<<<<
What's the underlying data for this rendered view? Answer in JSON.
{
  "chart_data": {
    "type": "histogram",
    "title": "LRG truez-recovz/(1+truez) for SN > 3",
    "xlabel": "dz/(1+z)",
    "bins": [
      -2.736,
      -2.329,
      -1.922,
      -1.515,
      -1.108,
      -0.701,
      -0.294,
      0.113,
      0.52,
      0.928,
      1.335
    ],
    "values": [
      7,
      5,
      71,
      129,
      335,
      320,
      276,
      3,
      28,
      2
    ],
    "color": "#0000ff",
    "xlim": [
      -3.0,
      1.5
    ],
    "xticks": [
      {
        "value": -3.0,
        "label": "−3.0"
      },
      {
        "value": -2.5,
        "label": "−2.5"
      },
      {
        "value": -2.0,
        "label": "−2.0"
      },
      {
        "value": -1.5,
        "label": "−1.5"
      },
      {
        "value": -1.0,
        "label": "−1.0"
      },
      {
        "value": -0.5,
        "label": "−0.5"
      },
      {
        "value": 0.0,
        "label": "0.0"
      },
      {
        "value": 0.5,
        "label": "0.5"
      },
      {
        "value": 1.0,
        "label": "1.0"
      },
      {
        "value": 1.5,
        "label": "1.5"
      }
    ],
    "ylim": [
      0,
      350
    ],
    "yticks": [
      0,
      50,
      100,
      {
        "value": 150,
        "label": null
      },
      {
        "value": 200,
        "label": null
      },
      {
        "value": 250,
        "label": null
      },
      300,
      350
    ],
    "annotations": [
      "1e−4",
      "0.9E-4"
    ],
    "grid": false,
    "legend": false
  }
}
>>>>
▶ What you will do: All the entries above need to be reproduced exactly.

▶ The result:
What's the underlying data for this rendered view? Answer in JSON.
{
  "chart_data": {
    "type": "histogram",
    "title": "LRG truez-recovz/(1+truez) for SN > 3",
    "xlabel": "dz/(1+z)",
    "bins": [
      -2.736,
      -2.329,
      -1.922,
      -1.515,
      -1.108,
      -0.701,
      -0.294,
      0.113,
      0.52,
      0.928,
      1.335
    ],
    "values": [
      7,
      5,
      71,
      129,
      335,
      320,
      276,
      3,
      28,
      2
    ],
    "color": "#0000ff",
    "xlim": [
      -3.0,
      1.5
    ],
    "xticks": [
      {
        "value": -3.0,
        "label": "−3.0"
      },
      {
        "value": -2.5,
        "label": "−2.5"
      },
      {
        "value": -2.0,
        "label": "−2.0"
      },
      {
        "value": -1.5,
        "label": "−1.5"
      },
      {
        "value": -1.0,
        "label": "−1.0"
      },
      {
        "value": -0.5,
        "label": "−0.5"
      },
      {
        "value": 0.0,
        "label": "0.0"
      },
      {
        "value": 0.5,
        "label": "0.5"
      },
      {
        "value": 1.0,
        "label": "1.0"
      },
      {
        "value": 1.5,
        "label": "1.5"
      }
    ],
    "ylim": [
      0,
      350
    ],
    "yticks": [
      0,
      50,
      100,
      {
        "value": 150,
        "label": null
      },
      {
        "value": 200,
        "label": null
      },
      {
        "value": 250,
        "label": null
      },
      300,
      350
    ],
    "annotations": [
      "1e−4",
      "0.9E-4"
    ],
    "grid": false,
    "legend": false
  }
}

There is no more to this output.